Stated goal: State how many lines of the material contain the string "Username", giving only the number.

Listing:
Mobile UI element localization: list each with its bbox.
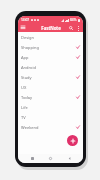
- button[interactable]: Weekend: [18, 122, 83, 132]
- button[interactable]: Design: [18, 32, 83, 42]
- staticText: Weekend: [21, 125, 76, 130]
- staticText: Android: [21, 65, 80, 70]
- button[interactable]: Today: [18, 92, 83, 102]
- button[interactable]: Back: [65, 154, 74, 163]
- button[interactable]: Open navigation menu: [18, 23, 27, 32]
- button[interactable]: Study: [18, 72, 83, 82]
- staticText: Design: [21, 35, 80, 40]
- staticText: Life: [21, 105, 80, 110]
- button[interactable]: Shopping: [18, 42, 83, 52]
- staticText: 14:07: [21, 18, 30, 22]
- staticText: 84%: [70, 18, 77, 22]
- button[interactable]: Home: [46, 154, 55, 163]
- staticText: Today: [21, 95, 76, 100]
- button[interactable]: UX: [18, 82, 83, 92]
- button[interactable]: TV: [18, 112, 83, 122]
- staticText: Shopping: [21, 45, 76, 50]
- staticText: App: [21, 55, 76, 60]
- staticText: Study: [21, 75, 76, 80]
- staticText: UX: [21, 85, 80, 90]
- button[interactable]: Life: [18, 102, 83, 112]
- button[interactable]: Android: [18, 62, 83, 72]
- button[interactable]: Search: [67, 24, 75, 32]
- staticText: TV: [21, 115, 80, 120]
- button[interactable]: Recent apps: [28, 154, 37, 163]
- staticText: FastNote: [41, 25, 61, 31]
- button[interactable]: Add note: [67, 135, 78, 146]
- button[interactable]: App: [18, 52, 83, 62]
- button[interactable]: More options: [75, 25, 82, 32]
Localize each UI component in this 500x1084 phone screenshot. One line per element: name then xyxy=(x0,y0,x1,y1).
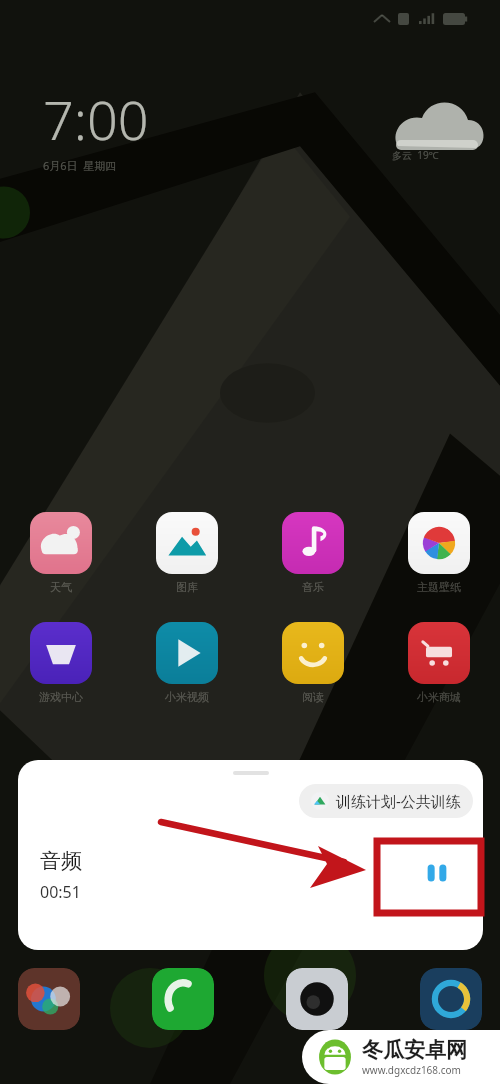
staticText: 音乐 xyxy=(302,580,324,594)
button[interactable]: 训练计划-公共训练 xyxy=(299,784,473,818)
staticText: 6月6日 星期四 xyxy=(43,158,117,173)
button[interactable]: browser xyxy=(420,968,482,1030)
staticText: 多云 19℃ xyxy=(392,148,439,162)
staticText: 7:00 xyxy=(43,82,149,156)
button[interactable]: 主题壁纸 xyxy=(396,512,482,594)
button[interactable]: 小米视频 xyxy=(144,622,230,704)
button[interactable]: 小米商城 xyxy=(396,622,482,704)
staticText: 天气 xyxy=(50,580,72,594)
staticText: 00:51 xyxy=(40,881,81,903)
button[interactable]: 游戏中心 xyxy=(18,622,104,704)
button[interactable]: phone xyxy=(152,968,214,1030)
button[interactable]: 天气 xyxy=(18,512,104,594)
button[interactable]: assistant xyxy=(18,968,80,1030)
button[interactable]: 图库 xyxy=(144,512,230,594)
button[interactable]: camera xyxy=(286,968,348,1030)
staticText: 冬瓜安卓网 xyxy=(362,1037,467,1063)
staticText: 阅读 xyxy=(302,690,324,704)
button[interactable]: 音乐 xyxy=(270,512,356,594)
staticText: 小米商城 xyxy=(417,690,461,704)
staticText: www.dgxcdz168.com xyxy=(362,1063,461,1077)
staticText: 音频 xyxy=(40,848,82,874)
button[interactable]: 阅读 xyxy=(270,622,356,704)
staticText: 主题壁纸 xyxy=(417,580,461,594)
button[interactable]: Pause xyxy=(401,845,473,901)
staticText: 训练计划-公共训练 xyxy=(336,791,461,811)
staticText: 小米视频 xyxy=(165,690,209,704)
staticText: 游戏中心 xyxy=(39,690,83,704)
staticText: 图库 xyxy=(176,580,198,594)
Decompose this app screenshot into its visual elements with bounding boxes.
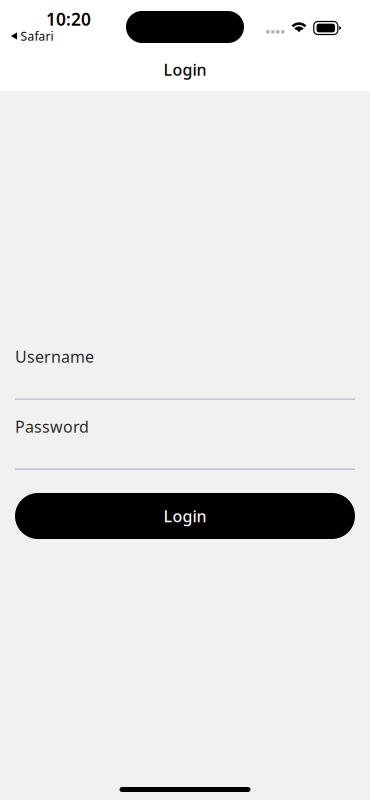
button[interactable]: Login xyxy=(15,493,355,539)
button[interactable]: Username xyxy=(0,346,370,400)
staticText: Login xyxy=(164,505,206,527)
staticText: 10:20 xyxy=(46,8,91,30)
staticText: Safari xyxy=(20,28,54,44)
button[interactable]: Password xyxy=(0,416,370,470)
staticText: Username xyxy=(15,346,94,367)
button[interactable]: Back to Safari xyxy=(0,30,60,42)
staticText: Login xyxy=(164,59,206,80)
staticText: Password xyxy=(15,416,89,437)
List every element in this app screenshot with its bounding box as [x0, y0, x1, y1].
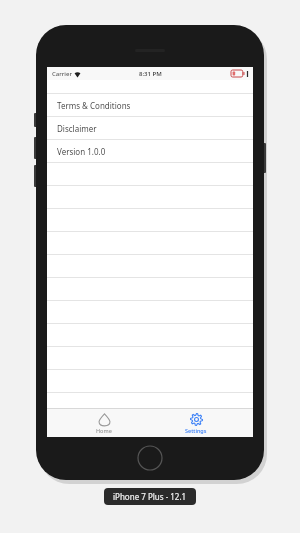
button[interactable]: Home [69, 410, 139, 437]
staticText: Home [96, 427, 112, 434]
staticText: Disclaimer [57, 123, 97, 134]
button[interactable]: Version 1.0.0 [47, 140, 253, 162]
staticText: iPhone 7 Plus - 12.1 [113, 491, 187, 502]
button[interactable]: Disclaimer [47, 117, 253, 139]
staticText: Terms & Conditions [57, 100, 131, 111]
button[interactable]: Settings [161, 410, 231, 437]
staticText: Settings [185, 427, 207, 434]
other: Home button [137, 445, 163, 471]
button[interactable]: Terms & Conditions [47, 94, 253, 116]
staticText: 8:31 PM [139, 70, 162, 78]
staticText: Carrier [52, 70, 72, 78]
staticText: Version 1.0.0 [57, 146, 106, 157]
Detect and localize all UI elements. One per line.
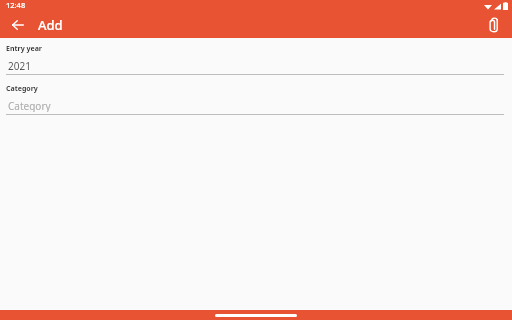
staticText: Entry year <box>6 44 42 54</box>
button[interactable]: Category <box>0 99 512 115</box>
button[interactable]: Back <box>6 13 30 37</box>
button[interactable]: Attach file <box>480 12 506 38</box>
button[interactable]: Home gesture handle <box>215 314 297 317</box>
button[interactable]: 2021 <box>0 59 512 75</box>
staticText: Category <box>6 84 38 94</box>
staticText: 12:48 <box>6 0 26 10</box>
staticText: Category <box>8 99 51 112</box>
staticText: 2021 <box>8 59 31 72</box>
staticText: Add <box>38 16 63 34</box>
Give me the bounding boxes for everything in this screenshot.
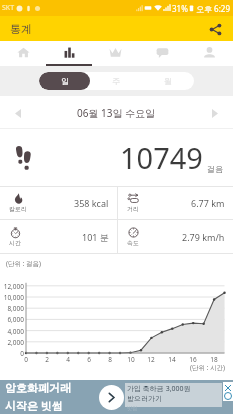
staticText: 빗썸 [127, 405, 137, 411]
staticText: 16 [188, 355, 198, 364]
staticText: 358 kcal [74, 197, 109, 209]
staticText: 거리 [127, 205, 139, 213]
staticText: 암호화폐거래 [5, 381, 71, 395]
staticText: 31% [172, 3, 188, 14]
button[interactable]: 주 [90, 72, 142, 90]
button[interactable]: 속도 [118, 220, 233, 253]
staticText: 가입 축하금 3,000원 [127, 384, 191, 394]
staticText: 2,000 [0, 338, 24, 347]
staticText: 18 [209, 355, 219, 364]
staticText: 속도 [127, 239, 139, 247]
staticText: 0 [21, 355, 31, 364]
staticText: 6.77 km [191, 197, 225, 209]
button[interactable]: 일 [39, 72, 90, 90]
staticText: 12 [146, 355, 156, 364]
staticText: 6 [84, 355, 94, 364]
staticText: 8 [105, 355, 115, 364]
staticText: 4 [63, 355, 73, 364]
staticText: 8,000 [0, 304, 24, 313]
button[interactable]: Home [0, 41, 46, 66]
staticText: 4,000 [0, 327, 24, 336]
staticText: (단위 : 걸음) [6, 259, 42, 268]
staticText: 10749 [120, 138, 203, 177]
staticText: 06월 13일 수요일 [77, 106, 156, 120]
staticText: 0 [0, 349, 24, 358]
staticText: 일 [61, 76, 69, 86]
staticText: 오후 6:29 [196, 3, 230, 14]
button[interactable]: 월 [142, 72, 194, 90]
button[interactable]: Profile [186, 41, 233, 66]
button[interactable]: Chat [139, 41, 186, 66]
button[interactable]: Next day [207, 105, 223, 121]
button[interactable]: Share [204, 18, 226, 40]
staticText: 칼로리 [9, 205, 27, 213]
staticText: 2.79 km/h [182, 231, 225, 243]
staticText: 101 분 [82, 231, 109, 243]
staticText: 14 [167, 355, 177, 364]
staticText: 걸음 [207, 164, 223, 174]
staticText: 받으러가기 [127, 394, 162, 403]
button[interactable]: 칼로리 [0, 187, 117, 219]
staticText: 6,000 [0, 315, 24, 324]
staticText: 10 [126, 355, 136, 364]
staticText: 2 [42, 355, 52, 364]
staticText: 12,000 [0, 282, 24, 291]
staticText: 시간 [9, 239, 21, 247]
staticText: 월 [164, 76, 172, 86]
button[interactable]: Ranking [92, 41, 139, 66]
staticText: 시작은 빗썸 [5, 398, 63, 413]
staticText: SKT [2, 3, 15, 13]
button[interactable]: Close ad [223, 382, 233, 401]
staticText: 통계 [10, 22, 32, 36]
button[interactable]: 암호화폐거래 [0, 380, 233, 414]
button[interactable]: Open ad [99, 385, 124, 410]
button[interactable]: Statistics [46, 41, 92, 66]
staticText: 10,000 [0, 293, 24, 302]
staticText: (단위 : 시간) [190, 363, 226, 372]
button[interactable]: 거리 [118, 187, 233, 219]
staticText: 주 [112, 76, 120, 86]
button[interactable]: 시간 [0, 220, 117, 253]
button[interactable]: Previous day [10, 105, 26, 121]
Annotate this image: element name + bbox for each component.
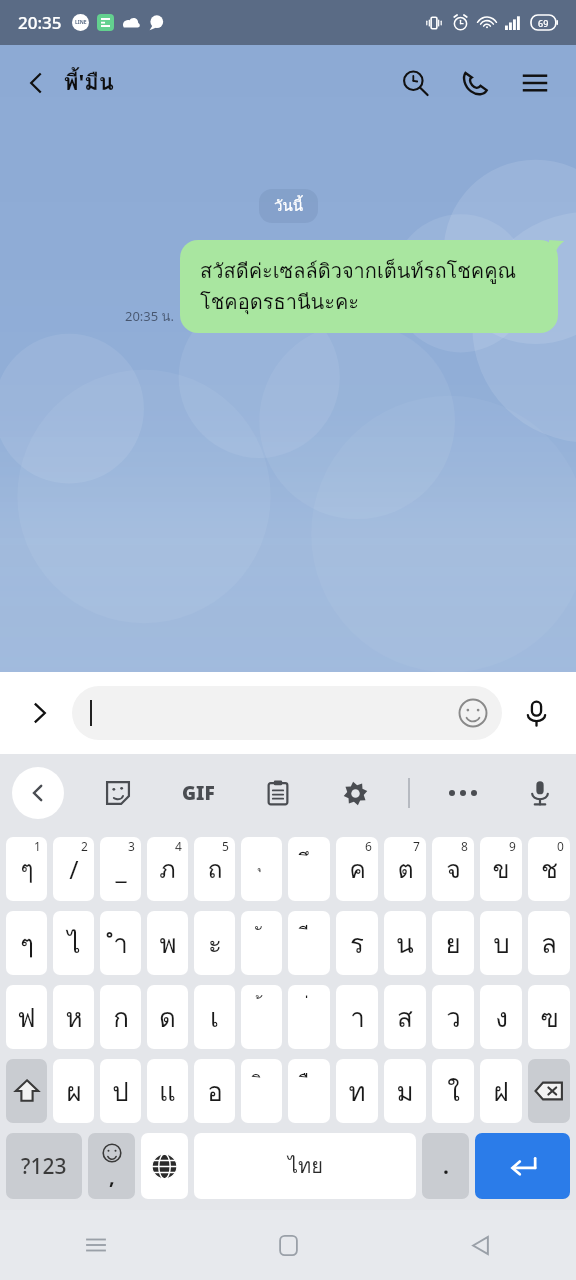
staticText: ย <box>445 923 461 964</box>
button[interactable]: 5 <box>194 837 235 901</box>
button[interactable]: Menu <box>512 60 558 106</box>
button[interactable]: า <box>336 985 378 1049</box>
button[interactable]: Expand <box>16 689 64 737</box>
staticText: / <box>69 852 79 886</box>
button[interactable]: ำ <box>100 911 141 975</box>
button[interactable]: ฟ <box>6 985 47 1049</box>
button[interactable]: Shift <box>6 1059 47 1123</box>
staticText: แ <box>159 1071 176 1112</box>
button[interactable] <box>72 686 502 740</box>
button[interactable]: ิ <box>241 1059 282 1123</box>
staticText: GIF <box>182 780 215 806</box>
staticText: ห <box>65 997 83 1038</box>
button[interactable]: ล <box>528 911 570 975</box>
button[interactable]: 8 <box>432 837 474 901</box>
staticText: น <box>396 923 414 964</box>
button[interactable]: ว <box>432 985 474 1049</box>
button[interactable]: ด <box>147 985 188 1049</box>
button[interactable]: Back <box>14 61 58 105</box>
button[interactable]: บ <box>480 911 522 975</box>
button[interactable]: Stickers <box>94 769 142 817</box>
button[interactable]: Settings <box>331 769 379 817</box>
button[interactable]: 0 <box>528 837 570 901</box>
staticText: อ <box>207 1071 223 1112</box>
button[interactable]: ?123 <box>6 1133 82 1199</box>
button[interactable]: ส <box>384 985 426 1049</box>
staticText: 0 <box>557 838 564 854</box>
button[interactable]: ก <box>100 985 141 1049</box>
button[interactable]: พ <box>147 911 188 975</box>
button[interactable]: Home <box>192 1210 384 1280</box>
button[interactable]: ั <box>241 911 282 975</box>
button[interactable]: ้ <box>241 985 282 1049</box>
button[interactable]: 1 <box>6 837 47 901</box>
button[interactable]: ่ <box>288 985 330 1049</box>
button[interactable]: Back <box>384 1210 576 1280</box>
button[interactable]: น <box>384 911 426 975</box>
staticText: ง <box>495 997 508 1038</box>
staticText: ำ <box>113 923 128 964</box>
staticText: ฃ <box>540 997 559 1038</box>
button[interactable]: ึ <box>288 837 330 901</box>
button[interactable]: Emoji and comma <box>88 1133 135 1199</box>
button[interactable]: 6 <box>336 837 378 901</box>
button[interactable]: More options <box>439 769 487 817</box>
staticText: 6 <box>365 838 372 854</box>
button[interactable]: เ <box>194 985 235 1049</box>
button[interactable]: Change language <box>141 1133 188 1199</box>
staticText: LINE <box>75 19 87 26</box>
staticText: ข <box>492 849 510 889</box>
button[interactable]: ี <box>288 911 330 975</box>
staticText: า <box>350 997 365 1038</box>
button[interactable]: แ <box>147 1059 188 1123</box>
staticText: 20:35 <box>18 11 62 34</box>
button[interactable]: ื <box>288 1059 330 1123</box>
button[interactable]: สวัสดีค่ะเซลล์ดิวจากเต็นท์รถโชคคูณโชคอุด… <box>180 240 558 333</box>
button[interactable]: Voice input <box>516 769 564 817</box>
button[interactable]: . <box>422 1133 469 1199</box>
button[interactable]: 2 <box>53 837 94 901</box>
button[interactable]: Call <box>452 60 498 106</box>
button[interactable]: ๆ <box>6 911 47 975</box>
staticText: จ <box>446 849 461 889</box>
button[interactable]: GIF <box>172 767 224 819</box>
button[interactable]: Enter <box>475 1133 570 1199</box>
staticText: ป <box>112 1071 129 1112</box>
staticText: ส <box>397 997 413 1038</box>
button[interactable]: ุ <box>241 837 282 901</box>
button[interactable]: ม <box>384 1059 426 1123</box>
staticText: เ <box>210 997 219 1038</box>
button[interactable]: Clipboard <box>254 769 302 817</box>
button[interactable]: ใ <box>432 1059 474 1123</box>
button[interactable]: Backspace <box>528 1059 570 1123</box>
button[interactable]: ฝ <box>480 1059 522 1123</box>
button[interactable]: Voice message <box>512 689 560 737</box>
button[interactable]: ท <box>336 1059 378 1123</box>
button[interactable]: Search <box>392 60 438 106</box>
button[interactable]: 7 <box>384 837 426 901</box>
button[interactable]: ฃ <box>528 985 570 1049</box>
staticText: 20:35 น. <box>125 306 174 327</box>
button[interactable]: 9 <box>480 837 522 901</box>
button[interactable]: ย <box>432 911 474 975</box>
button[interactable]: ร <box>336 911 378 975</box>
button[interactable]: ป <box>100 1059 141 1123</box>
staticText: ะ <box>208 923 222 964</box>
button[interactable]: ผ <box>53 1059 94 1123</box>
staticText: 3 <box>128 838 135 854</box>
staticText: 8 <box>461 838 468 854</box>
staticText: 2 <box>81 838 88 854</box>
staticText: พ <box>159 923 177 964</box>
button[interactable]: Recents <box>0 1210 192 1280</box>
button[interactable]: อ <box>194 1059 235 1123</box>
button[interactable]: ห <box>53 985 94 1049</box>
staticText: ก <box>113 997 129 1038</box>
button[interactable]: Collapse toolbar <box>12 767 64 819</box>
button[interactable]: ไทย <box>194 1133 416 1199</box>
staticText: ด <box>159 997 176 1038</box>
button[interactable]: ะ <box>194 911 235 975</box>
button[interactable]: 4 <box>147 837 188 901</box>
button[interactable]: ง <box>480 985 522 1049</box>
button[interactable]: ไ <box>53 911 94 975</box>
button[interactable]: 3 <box>100 837 141 901</box>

Solution for this task: 2